→ **Aim**
Write out the whole listing again, exactly as given.

━━━━

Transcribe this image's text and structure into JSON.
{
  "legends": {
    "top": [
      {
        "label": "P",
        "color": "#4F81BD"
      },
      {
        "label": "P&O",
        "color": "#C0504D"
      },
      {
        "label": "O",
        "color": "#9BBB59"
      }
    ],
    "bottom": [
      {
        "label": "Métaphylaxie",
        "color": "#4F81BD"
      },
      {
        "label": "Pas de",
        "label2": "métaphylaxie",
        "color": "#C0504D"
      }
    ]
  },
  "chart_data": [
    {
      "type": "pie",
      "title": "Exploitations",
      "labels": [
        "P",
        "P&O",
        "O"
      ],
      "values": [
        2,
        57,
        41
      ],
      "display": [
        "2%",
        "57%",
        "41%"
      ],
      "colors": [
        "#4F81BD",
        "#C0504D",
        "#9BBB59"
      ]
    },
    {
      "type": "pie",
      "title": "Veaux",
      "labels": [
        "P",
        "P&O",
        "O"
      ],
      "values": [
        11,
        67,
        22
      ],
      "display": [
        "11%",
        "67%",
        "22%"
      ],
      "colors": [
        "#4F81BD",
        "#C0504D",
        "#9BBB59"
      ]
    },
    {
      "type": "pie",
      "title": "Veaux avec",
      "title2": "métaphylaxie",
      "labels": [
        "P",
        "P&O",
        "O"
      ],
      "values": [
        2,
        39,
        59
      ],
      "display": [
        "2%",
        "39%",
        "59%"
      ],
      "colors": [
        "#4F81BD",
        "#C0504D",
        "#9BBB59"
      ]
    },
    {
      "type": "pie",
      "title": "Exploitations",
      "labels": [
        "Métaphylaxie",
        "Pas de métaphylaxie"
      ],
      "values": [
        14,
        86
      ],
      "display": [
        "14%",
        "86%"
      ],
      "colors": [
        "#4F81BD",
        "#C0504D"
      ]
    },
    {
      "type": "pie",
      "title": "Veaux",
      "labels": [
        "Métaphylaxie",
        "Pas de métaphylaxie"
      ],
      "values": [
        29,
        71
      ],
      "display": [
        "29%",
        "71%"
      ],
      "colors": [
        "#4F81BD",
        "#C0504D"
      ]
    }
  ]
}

━━━━

→ **Solution to this task**
Transcribe this image's text and structure into JSON.
{
  "legends": {
    "top": [
      {
        "label": "P",
        "color": "#4F81BD"
      },
      {
        "label": "P&O",
        "color": "#C0504D"
      },
      {
        "label": "O",
        "color": "#9BBB59"
      }
    ],
    "bottom": [
      {
        "label": "Métaphylaxie",
        "color": "#4F81BD"
      },
      {
        "label": "Pas de",
        "label2": "métaphylaxie",
        "color": "#C0504D"
      }
    ]
  },
  "chart_data": [
    {
      "type": "pie",
      "title": "Exploitations",
      "labels": [
        "P",
        "P&O",
        "O"
      ],
      "values": [
        2,
        57,
        41
      ],
      "display": [
        "2%",
        "57%",
        "41%"
      ],
      "colors": [
        "#4F81BD",
        "#C0504D",
        "#9BBB59"
      ]
    },
    {
      "type": "pie",
      "title": "Veaux",
      "labels": [
        "P",
        "P&O",
        "O"
      ],
      "values": [
        11,
        67,
        22
      ],
      "display": [
        "11%",
        "67%",
        "22%"
      ],
      "colors": [
        "#4F81BD",
        "#C0504D",
        "#9BBB59"
      ]
    },
    {
      "type": "pie",
      "title": "Veaux avec",
      "title2": "métaphylaxie",
      "labels": [
        "P",
        "P&O",
        "O"
      ],
      "values": [
        2,
        39,
        59
      ],
      "display": [
        "2%",
        "39%",
        "59%"
      ],
      "colors": [
        "#4F81BD",
        "#C0504D",
        "#9BBB59"
      ]
    },
    {
      "type": "pie",
      "title": "Exploitations",
      "labels": [
        "Métaphylaxie",
        "Pas de métaphylaxie"
      ],
      "values": [
        14,
        86
      ],
      "display": [
        "14%",
        "86%"
      ],
      "colors": [
        "#4F81BD",
        "#C0504D"
      ]
    },
    {
      "type": "pie",
      "title": "Veaux",
      "labels": [
        "Métaphylaxie",
        "Pas de métaphylaxie"
      ],
      "values": [
        29,
        71
      ],
      "display": [
        "29%",
        "71%"
      ],
      "colors": [
        "#4F81BD",
        "#C0504D"
      ]
    }
  ]
}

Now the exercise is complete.